Can you retype every record below exactly as written?

-- DATA FOR THIS EXERCISE --
□ □ □ □ □ □ □

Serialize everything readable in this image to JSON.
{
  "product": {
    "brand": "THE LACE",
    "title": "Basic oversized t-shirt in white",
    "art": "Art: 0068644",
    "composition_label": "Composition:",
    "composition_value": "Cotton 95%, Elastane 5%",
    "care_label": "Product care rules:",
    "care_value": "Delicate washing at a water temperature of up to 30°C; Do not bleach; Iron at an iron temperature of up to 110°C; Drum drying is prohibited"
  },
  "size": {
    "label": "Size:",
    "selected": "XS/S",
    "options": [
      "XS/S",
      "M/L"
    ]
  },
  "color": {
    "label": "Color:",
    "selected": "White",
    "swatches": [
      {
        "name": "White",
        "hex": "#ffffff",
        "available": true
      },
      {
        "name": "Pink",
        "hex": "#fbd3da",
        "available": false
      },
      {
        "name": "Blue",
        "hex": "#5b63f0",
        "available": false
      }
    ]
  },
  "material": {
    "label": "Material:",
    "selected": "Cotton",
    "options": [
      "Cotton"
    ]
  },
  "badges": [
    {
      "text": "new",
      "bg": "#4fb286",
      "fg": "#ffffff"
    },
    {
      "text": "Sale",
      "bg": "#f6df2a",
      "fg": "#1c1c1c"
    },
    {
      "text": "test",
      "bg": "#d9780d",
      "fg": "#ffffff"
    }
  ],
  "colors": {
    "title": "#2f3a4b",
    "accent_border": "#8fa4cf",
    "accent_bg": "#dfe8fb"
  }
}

□ □ □ □ □ □ □

-- FULL RESPONSE --
Serialize everything readable in this image to JSON.
{
  "product": {
    "brand": "THE LACE",
    "title": "Basic oversized t-shirt in white",
    "art": "Art: 0068644",
    "composition_label": "Composition:",
    "composition_value": "Cotton 95%, Elastane 5%",
    "care_label": "Product care rules:",
    "care_value": "Delicate washing at a water temperature of up to 30°C; Do not bleach; Iron at an iron temperature of up to 110°C; Drum drying is prohibited"
  },
  "size": {
    "label": "Size:",
    "selected": "XS/S",
    "options": [
      "XS/S",
      "M/L"
    ]
  },
  "color": {
    "label": "Color:",
    "selected": "White",
    "swatches": [
      {
        "name": "White",
        "hex": "#ffffff",
        "available": true
      },
      {
        "name": "Pink",
        "hex": "#fbd3da",
        "available": false
      },
      {
        "name": "Blue",
        "hex": "#5b63f0",
        "available": false
      }
    ]
  },
  "material": {
    "label": "Material:",
    "selected": "Cotton",
    "options": [
      "Cotton"
    ]
  },
  "badges": [
    {
      "text": "new",
      "bg": "#4fb286",
      "fg": "#ffffff"
    },
    {
      "text": "Sale",
      "bg": "#f6df2a",
      "fg": "#1c1c1c"
    },
    {
      "text": "test",
      "bg": "#d9780d",
      "fg": "#ffffff"
    }
  ],
  "colors": {
    "title": "#2f3a4b",
    "accent_border": "#8fa4cf",
    "accent_bg": "#dfe8fb"
  }
}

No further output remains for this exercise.